--- BEGIN PROVIDED ENTRIES ---
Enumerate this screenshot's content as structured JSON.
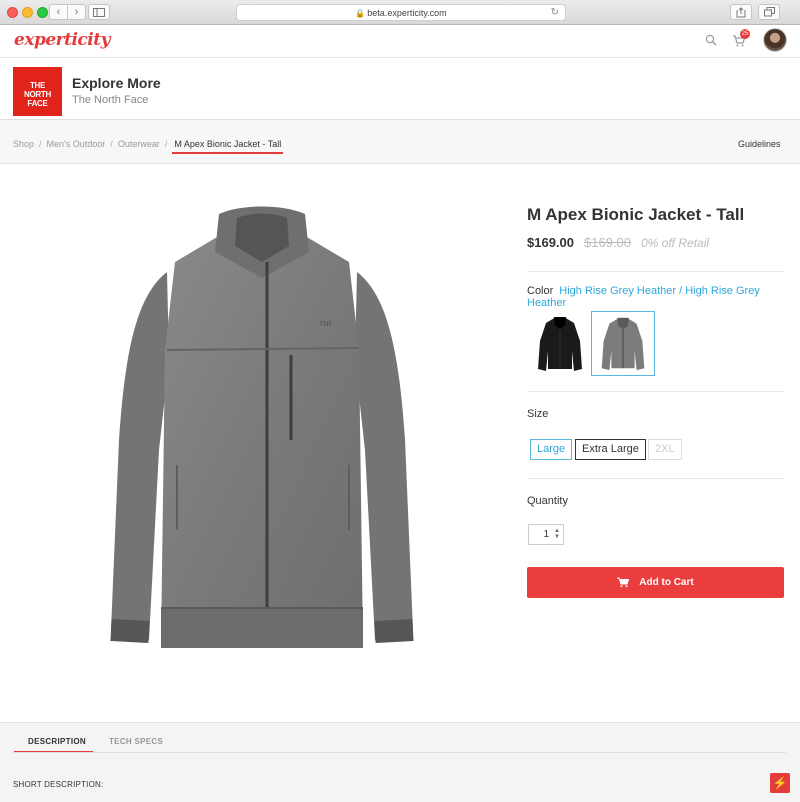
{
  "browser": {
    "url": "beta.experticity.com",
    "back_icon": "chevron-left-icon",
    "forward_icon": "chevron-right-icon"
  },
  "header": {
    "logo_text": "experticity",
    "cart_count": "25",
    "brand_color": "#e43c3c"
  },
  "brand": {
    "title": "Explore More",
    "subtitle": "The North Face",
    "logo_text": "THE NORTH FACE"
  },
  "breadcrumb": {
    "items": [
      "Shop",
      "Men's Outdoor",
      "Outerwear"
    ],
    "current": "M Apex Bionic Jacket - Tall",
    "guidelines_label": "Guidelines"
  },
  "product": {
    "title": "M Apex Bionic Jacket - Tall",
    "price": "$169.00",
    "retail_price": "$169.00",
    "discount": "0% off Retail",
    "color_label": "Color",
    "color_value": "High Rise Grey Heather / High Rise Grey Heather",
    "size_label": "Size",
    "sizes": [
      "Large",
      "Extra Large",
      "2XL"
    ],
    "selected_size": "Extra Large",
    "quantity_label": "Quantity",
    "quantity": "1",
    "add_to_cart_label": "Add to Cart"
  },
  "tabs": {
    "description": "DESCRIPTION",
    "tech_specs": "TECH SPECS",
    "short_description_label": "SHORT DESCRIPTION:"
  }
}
--- END PROVIDED ENTRIES ---
TASK PROMPT:
Each line above is to be copied verbatim. Drop any image from the copy.

RESPONSE TO THE EXERCISE:
Enumerate this screenshot's content as structured JSON.
{
  "browser": {
    "url": "beta.experticity.com",
    "back_icon": "chevron-left-icon",
    "forward_icon": "chevron-right-icon"
  },
  "header": {
    "logo_text": "experticity",
    "cart_count": "25",
    "brand_color": "#e43c3c"
  },
  "brand": {
    "title": "Explore More",
    "subtitle": "The North Face",
    "logo_text": "THE NORTH FACE"
  },
  "breadcrumb": {
    "items": [
      "Shop",
      "Men's Outdoor",
      "Outerwear"
    ],
    "current": "M Apex Bionic Jacket - Tall",
    "guidelines_label": "Guidelines"
  },
  "product": {
    "title": "M Apex Bionic Jacket - Tall",
    "price": "$169.00",
    "retail_price": "$169.00",
    "discount": "0% off Retail",
    "color_label": "Color",
    "color_value": "High Rise Grey Heather / High Rise Grey Heather",
    "size_label": "Size",
    "sizes": [
      "Large",
      "Extra Large",
      "2XL"
    ],
    "selected_size": "Extra Large",
    "quantity_label": "Quantity",
    "quantity": "1",
    "add_to_cart_label": "Add to Cart"
  },
  "tabs": {
    "description": "DESCRIPTION",
    "tech_specs": "TECH SPECS",
    "short_description_label": "SHORT DESCRIPTION:"
  }
}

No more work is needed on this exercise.